→ **WHAT YOU HAVE TO DO**: List, from the lines below, each one with "this" in it.

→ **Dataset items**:
****
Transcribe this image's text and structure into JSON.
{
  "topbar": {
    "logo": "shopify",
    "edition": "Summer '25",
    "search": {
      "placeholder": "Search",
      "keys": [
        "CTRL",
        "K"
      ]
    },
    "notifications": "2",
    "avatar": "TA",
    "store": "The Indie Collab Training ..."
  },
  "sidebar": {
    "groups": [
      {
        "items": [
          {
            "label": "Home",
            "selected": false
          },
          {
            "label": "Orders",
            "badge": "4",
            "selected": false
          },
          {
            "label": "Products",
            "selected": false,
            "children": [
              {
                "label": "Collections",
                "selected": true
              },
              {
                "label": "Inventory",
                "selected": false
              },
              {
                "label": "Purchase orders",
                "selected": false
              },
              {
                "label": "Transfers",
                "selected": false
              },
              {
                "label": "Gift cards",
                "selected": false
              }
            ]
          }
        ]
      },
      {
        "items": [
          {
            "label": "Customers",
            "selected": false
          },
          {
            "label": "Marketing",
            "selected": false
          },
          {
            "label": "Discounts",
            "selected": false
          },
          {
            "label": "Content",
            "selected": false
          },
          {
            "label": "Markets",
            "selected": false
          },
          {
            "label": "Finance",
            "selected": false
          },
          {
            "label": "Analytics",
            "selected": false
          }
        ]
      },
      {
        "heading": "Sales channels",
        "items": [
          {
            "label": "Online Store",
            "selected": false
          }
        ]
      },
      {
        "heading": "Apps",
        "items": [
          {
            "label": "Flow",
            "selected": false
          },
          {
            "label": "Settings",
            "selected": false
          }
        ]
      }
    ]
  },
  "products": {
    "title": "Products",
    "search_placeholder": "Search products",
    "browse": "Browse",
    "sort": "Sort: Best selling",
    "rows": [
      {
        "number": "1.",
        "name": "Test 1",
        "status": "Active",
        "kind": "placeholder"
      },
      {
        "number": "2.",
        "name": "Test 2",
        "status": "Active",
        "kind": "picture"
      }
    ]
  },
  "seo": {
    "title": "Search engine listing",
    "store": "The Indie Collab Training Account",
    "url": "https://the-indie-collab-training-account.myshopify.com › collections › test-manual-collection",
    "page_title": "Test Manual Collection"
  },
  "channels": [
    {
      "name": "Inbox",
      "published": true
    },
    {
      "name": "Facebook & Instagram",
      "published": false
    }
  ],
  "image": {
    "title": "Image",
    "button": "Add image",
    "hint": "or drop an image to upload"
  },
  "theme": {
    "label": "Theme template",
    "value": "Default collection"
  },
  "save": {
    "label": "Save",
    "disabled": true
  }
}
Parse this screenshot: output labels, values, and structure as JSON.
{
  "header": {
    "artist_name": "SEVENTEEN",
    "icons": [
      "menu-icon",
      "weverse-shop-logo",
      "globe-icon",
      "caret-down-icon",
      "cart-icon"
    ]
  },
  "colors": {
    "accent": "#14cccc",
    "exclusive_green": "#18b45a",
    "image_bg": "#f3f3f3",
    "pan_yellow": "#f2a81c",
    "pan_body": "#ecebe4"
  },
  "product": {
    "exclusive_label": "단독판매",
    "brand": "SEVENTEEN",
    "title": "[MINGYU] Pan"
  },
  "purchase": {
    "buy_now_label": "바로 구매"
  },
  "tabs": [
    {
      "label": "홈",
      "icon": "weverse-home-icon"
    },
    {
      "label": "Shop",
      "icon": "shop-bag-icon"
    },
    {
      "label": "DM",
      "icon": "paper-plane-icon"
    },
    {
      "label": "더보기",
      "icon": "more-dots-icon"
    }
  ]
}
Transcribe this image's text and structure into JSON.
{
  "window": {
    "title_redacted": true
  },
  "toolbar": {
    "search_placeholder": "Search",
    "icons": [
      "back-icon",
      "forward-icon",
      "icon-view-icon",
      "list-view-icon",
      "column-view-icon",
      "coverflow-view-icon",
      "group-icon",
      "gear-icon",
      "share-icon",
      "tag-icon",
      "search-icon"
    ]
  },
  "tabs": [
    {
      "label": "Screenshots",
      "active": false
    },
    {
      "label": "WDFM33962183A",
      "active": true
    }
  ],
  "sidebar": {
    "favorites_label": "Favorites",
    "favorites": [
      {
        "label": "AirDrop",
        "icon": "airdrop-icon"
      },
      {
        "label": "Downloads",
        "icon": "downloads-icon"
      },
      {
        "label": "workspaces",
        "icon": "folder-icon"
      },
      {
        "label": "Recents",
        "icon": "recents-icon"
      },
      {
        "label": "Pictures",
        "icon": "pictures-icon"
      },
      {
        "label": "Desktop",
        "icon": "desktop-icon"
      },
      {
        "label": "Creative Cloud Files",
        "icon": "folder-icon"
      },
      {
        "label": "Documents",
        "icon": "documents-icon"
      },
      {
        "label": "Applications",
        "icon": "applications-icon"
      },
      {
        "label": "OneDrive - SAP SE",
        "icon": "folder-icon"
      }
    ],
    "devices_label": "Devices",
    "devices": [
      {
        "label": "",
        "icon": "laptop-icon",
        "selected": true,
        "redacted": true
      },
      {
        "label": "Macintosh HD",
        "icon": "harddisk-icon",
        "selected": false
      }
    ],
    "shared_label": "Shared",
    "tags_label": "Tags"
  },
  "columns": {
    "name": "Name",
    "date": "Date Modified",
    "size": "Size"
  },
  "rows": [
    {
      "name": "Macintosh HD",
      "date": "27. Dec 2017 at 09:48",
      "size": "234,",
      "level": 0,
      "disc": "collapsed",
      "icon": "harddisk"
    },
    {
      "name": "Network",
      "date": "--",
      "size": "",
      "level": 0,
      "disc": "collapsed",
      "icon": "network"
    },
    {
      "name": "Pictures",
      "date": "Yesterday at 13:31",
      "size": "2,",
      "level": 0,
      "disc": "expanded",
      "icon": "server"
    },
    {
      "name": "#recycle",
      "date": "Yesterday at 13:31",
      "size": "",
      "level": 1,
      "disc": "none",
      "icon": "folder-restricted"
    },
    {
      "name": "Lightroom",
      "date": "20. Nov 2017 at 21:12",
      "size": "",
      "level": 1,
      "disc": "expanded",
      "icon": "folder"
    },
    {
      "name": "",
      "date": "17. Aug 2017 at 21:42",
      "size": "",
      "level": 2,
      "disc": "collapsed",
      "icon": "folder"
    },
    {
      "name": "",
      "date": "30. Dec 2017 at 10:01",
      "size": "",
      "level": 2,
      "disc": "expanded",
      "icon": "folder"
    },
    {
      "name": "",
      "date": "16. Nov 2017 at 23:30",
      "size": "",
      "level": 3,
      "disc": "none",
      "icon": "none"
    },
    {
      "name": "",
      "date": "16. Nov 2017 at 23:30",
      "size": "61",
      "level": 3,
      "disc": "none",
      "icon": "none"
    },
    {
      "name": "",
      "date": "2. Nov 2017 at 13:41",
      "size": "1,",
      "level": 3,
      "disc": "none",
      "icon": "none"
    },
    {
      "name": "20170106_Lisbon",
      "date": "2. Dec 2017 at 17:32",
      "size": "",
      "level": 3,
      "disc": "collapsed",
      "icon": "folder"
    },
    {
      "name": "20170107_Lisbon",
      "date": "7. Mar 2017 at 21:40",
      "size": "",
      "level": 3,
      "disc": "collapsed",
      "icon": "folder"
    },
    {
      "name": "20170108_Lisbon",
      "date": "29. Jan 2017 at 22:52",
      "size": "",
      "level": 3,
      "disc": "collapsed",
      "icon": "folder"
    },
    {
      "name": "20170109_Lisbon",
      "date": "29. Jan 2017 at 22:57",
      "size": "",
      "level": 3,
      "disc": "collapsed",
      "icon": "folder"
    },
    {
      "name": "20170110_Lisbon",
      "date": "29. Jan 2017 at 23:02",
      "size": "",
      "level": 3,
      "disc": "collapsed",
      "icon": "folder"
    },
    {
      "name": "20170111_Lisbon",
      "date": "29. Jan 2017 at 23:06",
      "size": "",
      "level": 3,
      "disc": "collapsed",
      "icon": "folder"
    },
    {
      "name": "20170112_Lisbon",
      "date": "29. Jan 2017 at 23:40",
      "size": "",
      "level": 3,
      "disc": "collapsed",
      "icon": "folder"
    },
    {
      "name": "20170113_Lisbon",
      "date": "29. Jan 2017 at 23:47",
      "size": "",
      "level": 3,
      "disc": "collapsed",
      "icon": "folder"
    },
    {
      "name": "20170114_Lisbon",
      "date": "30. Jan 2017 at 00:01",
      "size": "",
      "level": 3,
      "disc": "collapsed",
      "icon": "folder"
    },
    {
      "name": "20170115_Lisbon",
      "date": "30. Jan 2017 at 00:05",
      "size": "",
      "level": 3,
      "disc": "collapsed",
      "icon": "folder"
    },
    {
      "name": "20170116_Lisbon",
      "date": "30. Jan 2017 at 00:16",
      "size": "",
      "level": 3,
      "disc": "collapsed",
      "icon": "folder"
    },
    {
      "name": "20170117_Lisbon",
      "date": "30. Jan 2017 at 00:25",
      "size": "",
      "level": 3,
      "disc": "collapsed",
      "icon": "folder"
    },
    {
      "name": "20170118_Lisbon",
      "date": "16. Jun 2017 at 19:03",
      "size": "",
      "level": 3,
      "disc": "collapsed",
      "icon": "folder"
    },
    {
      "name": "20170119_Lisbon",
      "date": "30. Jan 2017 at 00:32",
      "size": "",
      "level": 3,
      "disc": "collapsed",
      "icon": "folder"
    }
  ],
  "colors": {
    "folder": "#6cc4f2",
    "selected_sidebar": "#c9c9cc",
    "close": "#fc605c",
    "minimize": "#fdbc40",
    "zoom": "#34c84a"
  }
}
****
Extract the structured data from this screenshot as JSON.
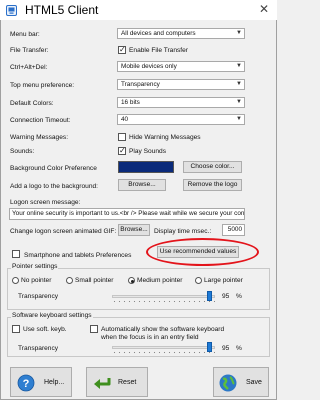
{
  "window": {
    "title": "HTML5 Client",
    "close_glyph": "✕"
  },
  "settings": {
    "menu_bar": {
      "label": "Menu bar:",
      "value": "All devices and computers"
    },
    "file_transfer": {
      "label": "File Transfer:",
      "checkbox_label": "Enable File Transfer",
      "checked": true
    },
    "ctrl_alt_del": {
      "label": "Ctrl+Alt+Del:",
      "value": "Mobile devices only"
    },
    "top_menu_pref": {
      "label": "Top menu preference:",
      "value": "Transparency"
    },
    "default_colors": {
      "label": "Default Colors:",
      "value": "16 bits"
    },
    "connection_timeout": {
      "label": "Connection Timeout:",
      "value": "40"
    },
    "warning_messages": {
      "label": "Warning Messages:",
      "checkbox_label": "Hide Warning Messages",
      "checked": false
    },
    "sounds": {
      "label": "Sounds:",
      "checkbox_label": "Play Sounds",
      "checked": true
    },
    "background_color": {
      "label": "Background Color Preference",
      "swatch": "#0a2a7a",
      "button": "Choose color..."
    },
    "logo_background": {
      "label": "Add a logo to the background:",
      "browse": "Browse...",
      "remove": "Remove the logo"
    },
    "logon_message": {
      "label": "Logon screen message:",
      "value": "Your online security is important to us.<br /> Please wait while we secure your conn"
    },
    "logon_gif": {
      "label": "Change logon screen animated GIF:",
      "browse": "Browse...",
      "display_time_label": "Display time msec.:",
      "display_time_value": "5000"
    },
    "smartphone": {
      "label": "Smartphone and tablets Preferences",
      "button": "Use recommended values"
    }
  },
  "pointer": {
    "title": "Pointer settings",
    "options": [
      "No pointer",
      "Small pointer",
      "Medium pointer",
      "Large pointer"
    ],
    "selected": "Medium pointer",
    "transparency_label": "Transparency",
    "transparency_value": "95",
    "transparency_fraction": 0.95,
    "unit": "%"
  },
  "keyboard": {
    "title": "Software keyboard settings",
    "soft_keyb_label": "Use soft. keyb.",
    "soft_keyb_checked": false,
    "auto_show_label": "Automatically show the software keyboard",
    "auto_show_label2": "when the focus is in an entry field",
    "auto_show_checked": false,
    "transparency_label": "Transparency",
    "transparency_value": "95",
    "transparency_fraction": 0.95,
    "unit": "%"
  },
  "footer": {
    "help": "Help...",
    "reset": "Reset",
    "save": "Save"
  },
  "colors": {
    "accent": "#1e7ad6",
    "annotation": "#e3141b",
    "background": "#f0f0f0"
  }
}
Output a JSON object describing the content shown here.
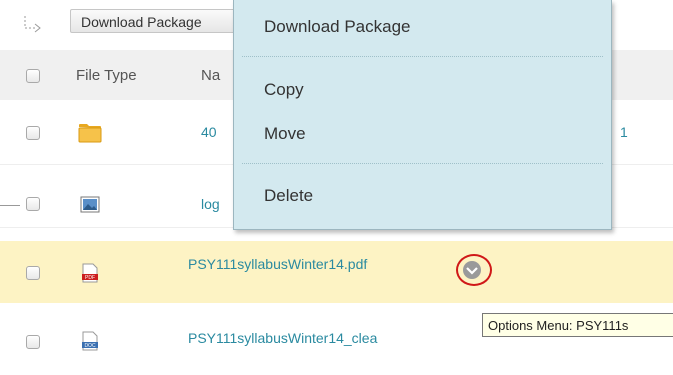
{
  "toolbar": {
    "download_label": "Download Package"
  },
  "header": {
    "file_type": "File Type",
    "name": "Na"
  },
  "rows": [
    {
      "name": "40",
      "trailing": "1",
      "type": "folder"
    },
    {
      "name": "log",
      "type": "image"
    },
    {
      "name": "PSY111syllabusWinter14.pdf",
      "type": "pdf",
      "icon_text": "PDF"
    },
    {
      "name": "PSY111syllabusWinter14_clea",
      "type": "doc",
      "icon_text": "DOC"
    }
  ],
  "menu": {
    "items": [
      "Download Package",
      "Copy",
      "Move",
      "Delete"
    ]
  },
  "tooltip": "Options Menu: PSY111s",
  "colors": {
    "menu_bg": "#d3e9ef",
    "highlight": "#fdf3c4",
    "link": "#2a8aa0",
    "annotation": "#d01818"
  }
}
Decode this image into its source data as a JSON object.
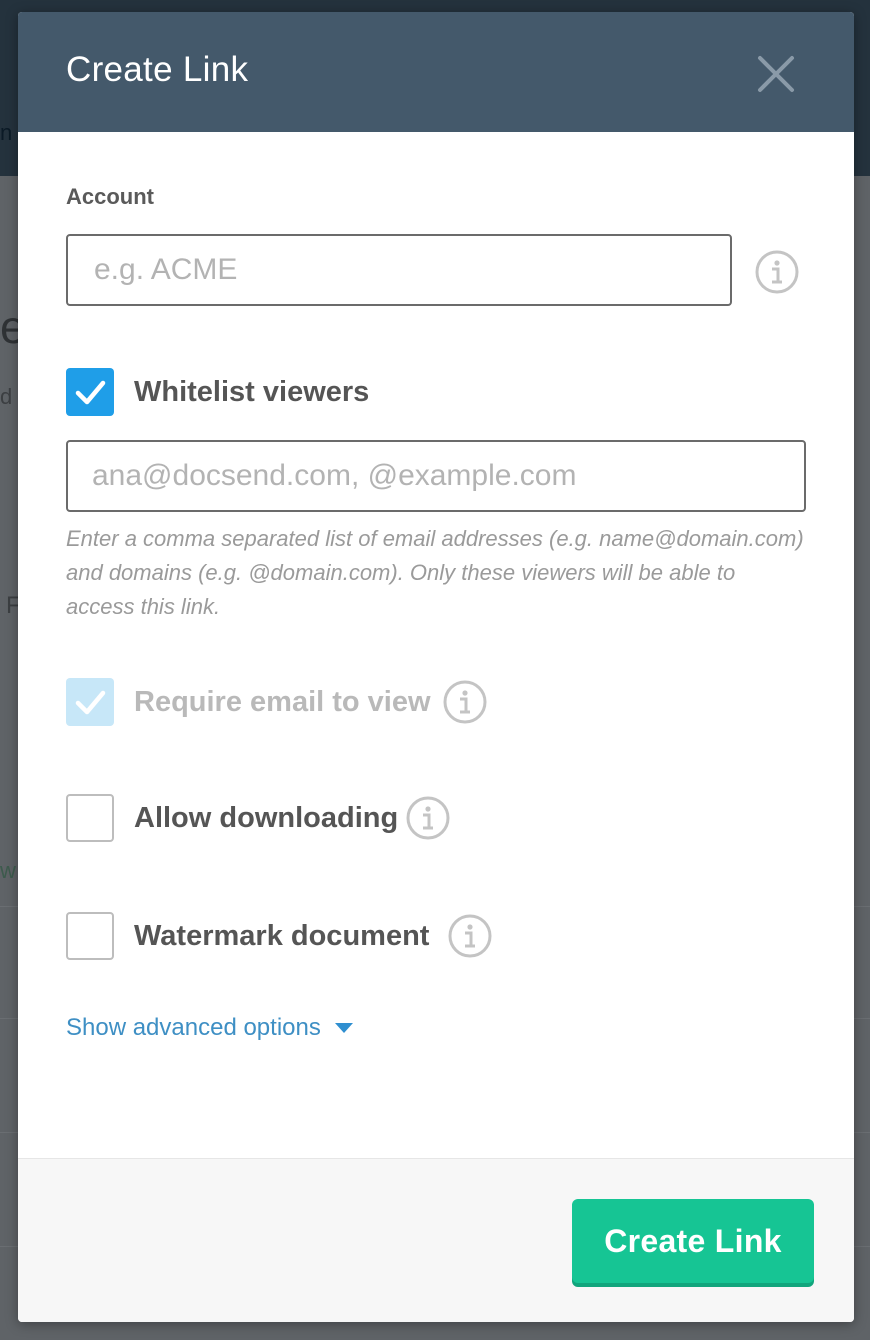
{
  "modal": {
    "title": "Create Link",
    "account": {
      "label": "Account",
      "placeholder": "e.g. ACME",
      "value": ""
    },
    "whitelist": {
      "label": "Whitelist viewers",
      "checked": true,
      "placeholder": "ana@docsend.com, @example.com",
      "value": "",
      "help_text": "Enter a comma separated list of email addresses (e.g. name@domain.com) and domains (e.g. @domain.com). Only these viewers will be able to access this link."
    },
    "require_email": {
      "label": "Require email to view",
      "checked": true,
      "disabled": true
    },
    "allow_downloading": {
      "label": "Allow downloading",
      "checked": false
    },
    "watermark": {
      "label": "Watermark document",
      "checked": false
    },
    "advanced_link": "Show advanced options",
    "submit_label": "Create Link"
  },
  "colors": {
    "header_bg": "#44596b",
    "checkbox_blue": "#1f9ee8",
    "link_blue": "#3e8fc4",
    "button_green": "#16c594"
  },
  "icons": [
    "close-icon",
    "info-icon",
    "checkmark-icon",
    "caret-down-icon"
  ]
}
****
→ **WORKED ANSWER**:
Transcribe this image's text and structure into JSON.
Parse this screenshot: output labels, values, and structure as JSON.
Transcribe this image's text and structure into JSON.
Extract the structured data from this screenshot as JSON.
Decode this image into its source data as a JSON object.
      "help_text": "Enter a comma separated list of email addresses (e.g. name@domain.com) and domains (e.g. @domain.com). Only these viewers will be able to access this link."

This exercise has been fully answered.